Look through the entries and report how many lines include the word "text". Give the number alone.

-------- Provided material --------

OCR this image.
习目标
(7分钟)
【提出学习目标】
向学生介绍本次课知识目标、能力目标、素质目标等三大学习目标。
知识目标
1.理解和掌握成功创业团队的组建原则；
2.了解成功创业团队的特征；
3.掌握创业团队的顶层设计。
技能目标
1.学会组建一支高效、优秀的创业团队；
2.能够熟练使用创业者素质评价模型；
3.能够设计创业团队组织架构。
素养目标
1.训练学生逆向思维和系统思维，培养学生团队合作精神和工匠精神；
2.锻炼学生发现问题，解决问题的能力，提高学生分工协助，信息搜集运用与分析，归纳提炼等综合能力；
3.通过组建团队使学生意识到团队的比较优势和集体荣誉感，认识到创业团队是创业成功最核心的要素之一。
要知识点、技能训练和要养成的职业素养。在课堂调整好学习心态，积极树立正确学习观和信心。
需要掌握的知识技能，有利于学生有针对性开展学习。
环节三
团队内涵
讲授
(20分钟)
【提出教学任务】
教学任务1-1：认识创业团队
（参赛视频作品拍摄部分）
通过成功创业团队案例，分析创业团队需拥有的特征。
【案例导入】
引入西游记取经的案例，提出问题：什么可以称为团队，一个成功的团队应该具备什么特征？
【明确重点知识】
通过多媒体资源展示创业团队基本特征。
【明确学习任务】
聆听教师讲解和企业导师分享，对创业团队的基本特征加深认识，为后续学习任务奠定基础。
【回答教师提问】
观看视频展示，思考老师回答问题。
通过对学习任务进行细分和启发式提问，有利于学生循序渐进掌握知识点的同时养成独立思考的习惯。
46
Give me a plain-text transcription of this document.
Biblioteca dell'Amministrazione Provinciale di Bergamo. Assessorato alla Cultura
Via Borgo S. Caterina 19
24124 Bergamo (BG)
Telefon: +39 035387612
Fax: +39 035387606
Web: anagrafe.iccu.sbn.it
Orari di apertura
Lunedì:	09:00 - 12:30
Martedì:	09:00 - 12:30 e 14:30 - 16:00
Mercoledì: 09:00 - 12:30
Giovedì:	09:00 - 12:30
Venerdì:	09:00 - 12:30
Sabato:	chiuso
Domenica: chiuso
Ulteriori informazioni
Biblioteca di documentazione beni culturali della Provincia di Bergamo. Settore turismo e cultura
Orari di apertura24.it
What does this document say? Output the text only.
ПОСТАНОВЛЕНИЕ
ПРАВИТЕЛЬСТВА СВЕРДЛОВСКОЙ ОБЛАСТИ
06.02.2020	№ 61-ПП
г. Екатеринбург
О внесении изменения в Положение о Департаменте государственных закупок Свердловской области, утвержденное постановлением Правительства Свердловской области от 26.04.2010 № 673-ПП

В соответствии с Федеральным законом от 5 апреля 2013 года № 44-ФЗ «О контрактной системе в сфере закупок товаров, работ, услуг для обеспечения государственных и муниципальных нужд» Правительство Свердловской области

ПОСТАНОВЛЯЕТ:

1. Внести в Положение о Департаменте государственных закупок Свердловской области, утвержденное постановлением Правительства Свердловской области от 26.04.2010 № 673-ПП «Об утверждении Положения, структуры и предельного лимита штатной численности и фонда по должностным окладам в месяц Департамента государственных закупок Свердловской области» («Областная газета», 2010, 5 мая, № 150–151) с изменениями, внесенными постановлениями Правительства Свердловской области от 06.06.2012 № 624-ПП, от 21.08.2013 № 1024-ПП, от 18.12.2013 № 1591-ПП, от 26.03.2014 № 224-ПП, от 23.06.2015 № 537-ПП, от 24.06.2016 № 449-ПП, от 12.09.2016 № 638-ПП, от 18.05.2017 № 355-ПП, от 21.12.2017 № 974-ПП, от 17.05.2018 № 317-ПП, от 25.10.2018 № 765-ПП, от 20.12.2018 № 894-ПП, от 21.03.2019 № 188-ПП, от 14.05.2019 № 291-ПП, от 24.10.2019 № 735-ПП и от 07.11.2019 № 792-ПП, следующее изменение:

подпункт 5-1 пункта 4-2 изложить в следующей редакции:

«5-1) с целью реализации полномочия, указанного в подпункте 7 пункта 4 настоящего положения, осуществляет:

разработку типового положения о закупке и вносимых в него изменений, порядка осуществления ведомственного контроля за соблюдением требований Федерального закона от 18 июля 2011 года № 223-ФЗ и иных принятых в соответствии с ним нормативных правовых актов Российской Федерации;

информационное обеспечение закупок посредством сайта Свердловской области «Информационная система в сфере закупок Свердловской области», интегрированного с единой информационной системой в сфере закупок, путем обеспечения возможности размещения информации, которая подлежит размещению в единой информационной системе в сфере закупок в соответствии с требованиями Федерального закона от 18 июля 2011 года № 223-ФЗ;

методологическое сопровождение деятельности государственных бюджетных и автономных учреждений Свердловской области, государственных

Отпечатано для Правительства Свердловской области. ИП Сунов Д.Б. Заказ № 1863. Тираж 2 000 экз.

--------

Result of the exercise:
2